[begin SUPPLIED ENTRIES]
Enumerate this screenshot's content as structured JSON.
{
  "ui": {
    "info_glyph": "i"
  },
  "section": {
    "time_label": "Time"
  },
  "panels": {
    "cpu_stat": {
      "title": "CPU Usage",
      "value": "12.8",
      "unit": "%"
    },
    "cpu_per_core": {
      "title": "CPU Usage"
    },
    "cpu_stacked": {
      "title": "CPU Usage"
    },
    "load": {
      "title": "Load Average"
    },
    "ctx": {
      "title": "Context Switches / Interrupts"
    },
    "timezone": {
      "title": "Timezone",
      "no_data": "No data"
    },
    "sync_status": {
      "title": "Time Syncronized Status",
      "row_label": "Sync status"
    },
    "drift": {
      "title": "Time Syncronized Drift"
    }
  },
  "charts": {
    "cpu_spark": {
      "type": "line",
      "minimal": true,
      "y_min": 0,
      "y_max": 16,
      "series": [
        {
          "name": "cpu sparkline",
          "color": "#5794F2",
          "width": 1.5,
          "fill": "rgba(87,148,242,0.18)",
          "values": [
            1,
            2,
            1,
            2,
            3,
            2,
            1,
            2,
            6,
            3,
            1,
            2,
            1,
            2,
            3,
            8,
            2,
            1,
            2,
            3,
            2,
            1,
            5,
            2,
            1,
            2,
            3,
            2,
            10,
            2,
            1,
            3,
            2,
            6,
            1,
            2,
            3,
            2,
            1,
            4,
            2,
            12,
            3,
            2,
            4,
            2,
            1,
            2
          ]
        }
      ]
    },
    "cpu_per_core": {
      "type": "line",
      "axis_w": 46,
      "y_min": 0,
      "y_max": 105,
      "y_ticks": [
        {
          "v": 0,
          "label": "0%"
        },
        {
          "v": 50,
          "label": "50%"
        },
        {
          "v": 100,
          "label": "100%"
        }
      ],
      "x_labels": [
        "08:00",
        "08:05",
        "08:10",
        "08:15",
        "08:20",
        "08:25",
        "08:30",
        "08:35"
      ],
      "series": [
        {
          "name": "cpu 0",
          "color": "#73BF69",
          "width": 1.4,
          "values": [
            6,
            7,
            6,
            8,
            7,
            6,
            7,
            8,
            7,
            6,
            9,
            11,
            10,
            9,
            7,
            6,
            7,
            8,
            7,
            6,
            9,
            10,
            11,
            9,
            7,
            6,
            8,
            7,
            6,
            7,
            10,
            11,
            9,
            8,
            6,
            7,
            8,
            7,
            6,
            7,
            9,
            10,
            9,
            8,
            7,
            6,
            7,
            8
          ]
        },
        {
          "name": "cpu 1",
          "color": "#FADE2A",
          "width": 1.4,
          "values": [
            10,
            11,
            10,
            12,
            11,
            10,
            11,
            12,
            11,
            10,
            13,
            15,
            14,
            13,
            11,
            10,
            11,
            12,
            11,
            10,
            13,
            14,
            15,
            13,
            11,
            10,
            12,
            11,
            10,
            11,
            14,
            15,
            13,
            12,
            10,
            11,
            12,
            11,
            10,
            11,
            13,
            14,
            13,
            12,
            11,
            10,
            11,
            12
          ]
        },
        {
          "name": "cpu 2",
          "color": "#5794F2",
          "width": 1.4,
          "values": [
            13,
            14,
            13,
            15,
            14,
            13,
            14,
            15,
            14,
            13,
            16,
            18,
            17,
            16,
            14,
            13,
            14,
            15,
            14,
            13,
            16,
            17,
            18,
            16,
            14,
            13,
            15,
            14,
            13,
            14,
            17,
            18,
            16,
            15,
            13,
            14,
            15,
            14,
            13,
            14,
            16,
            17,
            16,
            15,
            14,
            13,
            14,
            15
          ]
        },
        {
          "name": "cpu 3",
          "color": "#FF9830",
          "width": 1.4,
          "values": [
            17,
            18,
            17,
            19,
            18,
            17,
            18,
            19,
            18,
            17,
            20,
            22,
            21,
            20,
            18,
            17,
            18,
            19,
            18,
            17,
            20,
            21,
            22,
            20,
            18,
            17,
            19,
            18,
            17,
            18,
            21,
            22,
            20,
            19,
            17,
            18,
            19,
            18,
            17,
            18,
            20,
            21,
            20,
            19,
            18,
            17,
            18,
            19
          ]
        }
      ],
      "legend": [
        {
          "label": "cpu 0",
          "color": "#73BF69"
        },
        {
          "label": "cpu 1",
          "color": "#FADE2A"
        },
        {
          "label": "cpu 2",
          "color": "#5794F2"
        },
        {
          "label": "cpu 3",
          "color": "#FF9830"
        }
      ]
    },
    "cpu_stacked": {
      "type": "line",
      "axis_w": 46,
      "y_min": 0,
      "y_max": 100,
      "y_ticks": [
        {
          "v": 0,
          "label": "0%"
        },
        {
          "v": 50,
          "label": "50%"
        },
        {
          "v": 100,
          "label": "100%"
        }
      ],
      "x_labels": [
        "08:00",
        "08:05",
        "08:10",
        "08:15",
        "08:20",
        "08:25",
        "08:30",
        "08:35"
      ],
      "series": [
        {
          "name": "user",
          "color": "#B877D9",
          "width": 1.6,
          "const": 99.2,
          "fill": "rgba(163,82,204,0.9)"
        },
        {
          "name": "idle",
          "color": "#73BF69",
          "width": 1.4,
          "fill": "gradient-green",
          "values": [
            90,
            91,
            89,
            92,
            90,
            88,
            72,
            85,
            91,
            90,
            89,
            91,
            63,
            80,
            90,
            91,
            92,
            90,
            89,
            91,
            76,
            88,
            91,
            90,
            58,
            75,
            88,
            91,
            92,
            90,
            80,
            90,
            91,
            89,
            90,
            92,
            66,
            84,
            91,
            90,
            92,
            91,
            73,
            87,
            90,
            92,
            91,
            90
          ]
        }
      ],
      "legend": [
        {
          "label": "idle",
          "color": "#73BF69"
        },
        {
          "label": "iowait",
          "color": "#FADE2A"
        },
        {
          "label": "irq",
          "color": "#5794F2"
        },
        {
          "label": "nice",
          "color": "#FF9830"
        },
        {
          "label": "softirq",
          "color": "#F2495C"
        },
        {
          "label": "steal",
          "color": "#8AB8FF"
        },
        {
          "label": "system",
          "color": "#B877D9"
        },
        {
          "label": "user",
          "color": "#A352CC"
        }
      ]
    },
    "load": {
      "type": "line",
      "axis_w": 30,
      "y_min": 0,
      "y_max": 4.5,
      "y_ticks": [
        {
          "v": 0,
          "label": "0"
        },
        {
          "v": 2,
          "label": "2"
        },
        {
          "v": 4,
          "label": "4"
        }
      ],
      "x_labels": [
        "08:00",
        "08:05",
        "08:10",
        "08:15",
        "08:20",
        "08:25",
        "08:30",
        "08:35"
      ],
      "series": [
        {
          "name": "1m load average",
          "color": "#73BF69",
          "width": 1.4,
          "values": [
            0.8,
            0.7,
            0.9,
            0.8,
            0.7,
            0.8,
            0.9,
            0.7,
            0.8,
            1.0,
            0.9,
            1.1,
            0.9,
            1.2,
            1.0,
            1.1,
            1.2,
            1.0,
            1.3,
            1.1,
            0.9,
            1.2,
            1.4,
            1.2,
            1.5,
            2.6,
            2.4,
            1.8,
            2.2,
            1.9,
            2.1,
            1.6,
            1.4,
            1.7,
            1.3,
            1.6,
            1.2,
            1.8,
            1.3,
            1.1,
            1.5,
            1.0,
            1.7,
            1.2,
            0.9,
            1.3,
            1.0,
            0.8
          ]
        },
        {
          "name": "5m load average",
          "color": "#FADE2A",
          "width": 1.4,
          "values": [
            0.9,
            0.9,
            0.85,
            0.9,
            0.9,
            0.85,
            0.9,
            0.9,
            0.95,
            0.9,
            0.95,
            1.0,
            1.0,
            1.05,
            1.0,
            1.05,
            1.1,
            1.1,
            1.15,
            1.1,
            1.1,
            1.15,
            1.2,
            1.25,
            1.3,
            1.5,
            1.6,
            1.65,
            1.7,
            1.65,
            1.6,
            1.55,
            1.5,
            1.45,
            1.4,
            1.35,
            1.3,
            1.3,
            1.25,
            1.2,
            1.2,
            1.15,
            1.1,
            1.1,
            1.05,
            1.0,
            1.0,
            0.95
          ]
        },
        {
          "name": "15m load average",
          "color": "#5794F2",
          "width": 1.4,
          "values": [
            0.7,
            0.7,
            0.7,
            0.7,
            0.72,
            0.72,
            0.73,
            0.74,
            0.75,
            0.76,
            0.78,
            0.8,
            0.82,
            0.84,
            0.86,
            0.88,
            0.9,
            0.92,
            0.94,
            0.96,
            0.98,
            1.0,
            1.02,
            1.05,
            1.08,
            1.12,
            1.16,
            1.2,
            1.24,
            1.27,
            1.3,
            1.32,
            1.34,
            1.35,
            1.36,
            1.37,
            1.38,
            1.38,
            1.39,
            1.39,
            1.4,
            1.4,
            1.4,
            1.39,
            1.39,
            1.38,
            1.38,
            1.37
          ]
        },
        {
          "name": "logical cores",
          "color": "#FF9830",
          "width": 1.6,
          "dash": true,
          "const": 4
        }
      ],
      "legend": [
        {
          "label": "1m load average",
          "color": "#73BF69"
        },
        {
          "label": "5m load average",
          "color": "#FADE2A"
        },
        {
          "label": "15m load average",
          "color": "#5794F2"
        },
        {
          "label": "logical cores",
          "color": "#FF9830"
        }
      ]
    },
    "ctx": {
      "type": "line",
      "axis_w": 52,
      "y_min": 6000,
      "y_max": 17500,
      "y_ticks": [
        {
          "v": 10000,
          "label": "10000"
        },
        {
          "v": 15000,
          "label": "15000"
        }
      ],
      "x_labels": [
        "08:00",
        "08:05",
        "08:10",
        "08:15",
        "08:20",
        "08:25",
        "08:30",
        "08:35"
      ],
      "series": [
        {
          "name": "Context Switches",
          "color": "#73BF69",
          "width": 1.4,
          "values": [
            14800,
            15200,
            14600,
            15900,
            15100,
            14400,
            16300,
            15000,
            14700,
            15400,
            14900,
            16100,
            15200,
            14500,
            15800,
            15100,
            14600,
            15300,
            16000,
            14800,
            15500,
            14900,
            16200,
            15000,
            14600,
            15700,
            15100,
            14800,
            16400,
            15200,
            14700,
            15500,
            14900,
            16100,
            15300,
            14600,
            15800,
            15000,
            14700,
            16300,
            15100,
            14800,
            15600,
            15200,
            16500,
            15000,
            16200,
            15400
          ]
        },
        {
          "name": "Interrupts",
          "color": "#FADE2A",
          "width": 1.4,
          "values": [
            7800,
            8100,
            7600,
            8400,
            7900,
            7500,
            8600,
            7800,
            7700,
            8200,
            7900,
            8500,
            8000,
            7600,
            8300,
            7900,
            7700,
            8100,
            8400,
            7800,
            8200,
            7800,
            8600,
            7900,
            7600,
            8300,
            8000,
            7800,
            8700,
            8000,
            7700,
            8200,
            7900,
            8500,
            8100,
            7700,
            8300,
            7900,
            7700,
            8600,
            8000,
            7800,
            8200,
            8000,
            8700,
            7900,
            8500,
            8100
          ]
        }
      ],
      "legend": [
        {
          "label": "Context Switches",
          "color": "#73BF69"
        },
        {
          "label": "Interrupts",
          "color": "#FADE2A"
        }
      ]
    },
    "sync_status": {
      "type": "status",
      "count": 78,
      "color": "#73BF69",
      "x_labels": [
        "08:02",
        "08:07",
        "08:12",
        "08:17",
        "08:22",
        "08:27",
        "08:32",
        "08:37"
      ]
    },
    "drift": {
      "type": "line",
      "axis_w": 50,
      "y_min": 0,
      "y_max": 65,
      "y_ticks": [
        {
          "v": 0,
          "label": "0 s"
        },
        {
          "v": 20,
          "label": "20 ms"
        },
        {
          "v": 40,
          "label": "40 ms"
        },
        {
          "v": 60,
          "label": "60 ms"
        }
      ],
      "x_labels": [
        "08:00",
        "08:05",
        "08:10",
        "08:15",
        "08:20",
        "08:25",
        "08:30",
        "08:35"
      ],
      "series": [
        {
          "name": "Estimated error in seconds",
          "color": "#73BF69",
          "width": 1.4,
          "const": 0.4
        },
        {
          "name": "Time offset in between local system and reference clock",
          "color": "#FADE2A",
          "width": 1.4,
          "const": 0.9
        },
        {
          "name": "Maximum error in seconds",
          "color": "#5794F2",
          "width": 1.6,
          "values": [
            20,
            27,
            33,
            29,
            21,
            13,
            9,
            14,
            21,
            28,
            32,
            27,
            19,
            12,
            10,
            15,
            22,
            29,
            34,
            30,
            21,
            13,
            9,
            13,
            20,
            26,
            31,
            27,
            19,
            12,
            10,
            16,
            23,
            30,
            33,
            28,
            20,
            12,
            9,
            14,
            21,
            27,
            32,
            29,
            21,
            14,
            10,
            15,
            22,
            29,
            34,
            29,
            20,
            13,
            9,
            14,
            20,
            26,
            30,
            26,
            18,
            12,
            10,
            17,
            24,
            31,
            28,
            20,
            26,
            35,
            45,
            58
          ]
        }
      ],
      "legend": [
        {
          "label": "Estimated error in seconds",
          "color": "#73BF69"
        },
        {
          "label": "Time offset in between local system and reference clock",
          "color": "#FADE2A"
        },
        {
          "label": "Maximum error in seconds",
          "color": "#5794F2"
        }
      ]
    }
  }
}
[end SUPPLIED ENTRIES]
▶ WORK REQUIRED:
Out of the material above, select every line that holds the string "error".

▶ OUTPUT BELOW:
          "name": "Estimated error in seconds",
          "name": "Maximum error in seconds",
          "label": "Estimated error in seconds",
          "label": "Maximum error in seconds",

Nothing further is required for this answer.